● **Instructions for the task**: Leave out the pictures and repeat the data exactly.

● **Material supplied**:
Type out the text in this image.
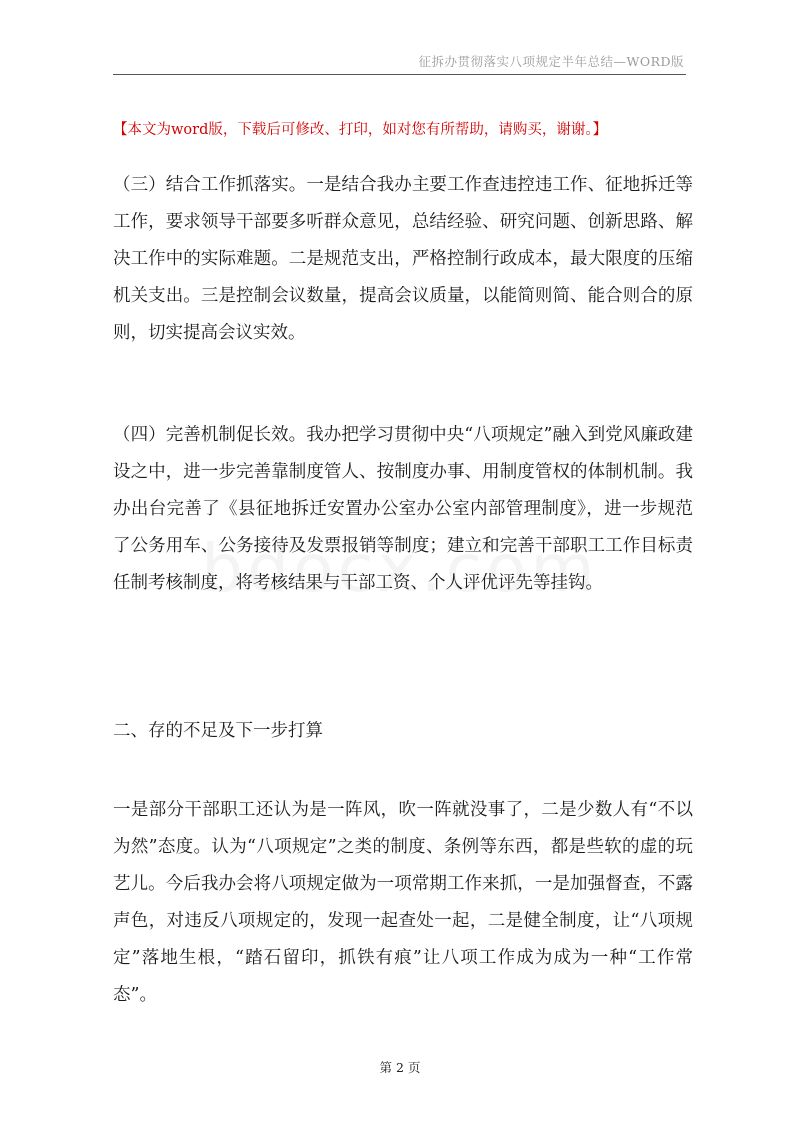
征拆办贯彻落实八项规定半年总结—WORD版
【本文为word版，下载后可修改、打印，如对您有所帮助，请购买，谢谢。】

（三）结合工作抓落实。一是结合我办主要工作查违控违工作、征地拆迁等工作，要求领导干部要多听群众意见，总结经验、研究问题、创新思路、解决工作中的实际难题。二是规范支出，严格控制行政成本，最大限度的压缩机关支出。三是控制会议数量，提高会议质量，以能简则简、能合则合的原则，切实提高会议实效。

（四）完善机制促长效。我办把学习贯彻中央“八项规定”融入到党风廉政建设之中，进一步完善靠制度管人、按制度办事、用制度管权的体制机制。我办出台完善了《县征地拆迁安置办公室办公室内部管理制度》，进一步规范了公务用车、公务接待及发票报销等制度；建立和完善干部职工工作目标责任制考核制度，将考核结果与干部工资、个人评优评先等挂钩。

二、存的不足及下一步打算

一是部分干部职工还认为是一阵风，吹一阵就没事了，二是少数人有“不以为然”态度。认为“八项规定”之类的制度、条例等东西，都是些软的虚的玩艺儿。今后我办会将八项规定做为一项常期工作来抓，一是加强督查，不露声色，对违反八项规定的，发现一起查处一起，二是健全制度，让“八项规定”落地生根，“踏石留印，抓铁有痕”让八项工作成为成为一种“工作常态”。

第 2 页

● **Reply**:
Type out the text in this image.
征拆办贯彻落实八项规定半年总结—WORD版
【本文为word版，下载后可修改、打印，如对您有所帮助，请购买，谢谢。】

（三）结合工作抓落实。一是结合我办主要工作查违控违工作、征地拆迁等工作，要求领导干部要多听群众意见，总结经验、研究问题、创新思路、解决工作中的实际难题。二是规范支出，严格控制行政成本，最大限度的压缩机关支出。三是控制会议数量，提高会议质量，以能简则简、能合则合的原则，切实提高会议实效。

（四）完善机制促长效。我办把学习贯彻中央“八项规定”融入到党风廉政建设之中，进一步完善靠制度管人、按制度办事、用制度管权的体制机制。我办出台完善了《县征地拆迁安置办公室办公室内部管理制度》，进一步规范了公务用车、公务接待及发票报销等制度；建立和完善干部职工工作目标责任制考核制度，将考核结果与干部工资、个人评优评先等挂钩。

二、存的不足及下一步打算

一是部分干部职工还认为是一阵风，吹一阵就没事了，二是少数人有“不以为然”态度。认为“八项规定”之类的制度、条例等东西，都是些软的虚的玩艺儿。今后我办会将八项规定做为一项常期工作来抓，一是加强督查，不露声色，对违反八项规定的，发现一起查处一起，二是健全制度，让“八项规定”落地生根，“踏石留印，抓铁有痕”让八项工作成为成为一种“工作常态”。

第 2 页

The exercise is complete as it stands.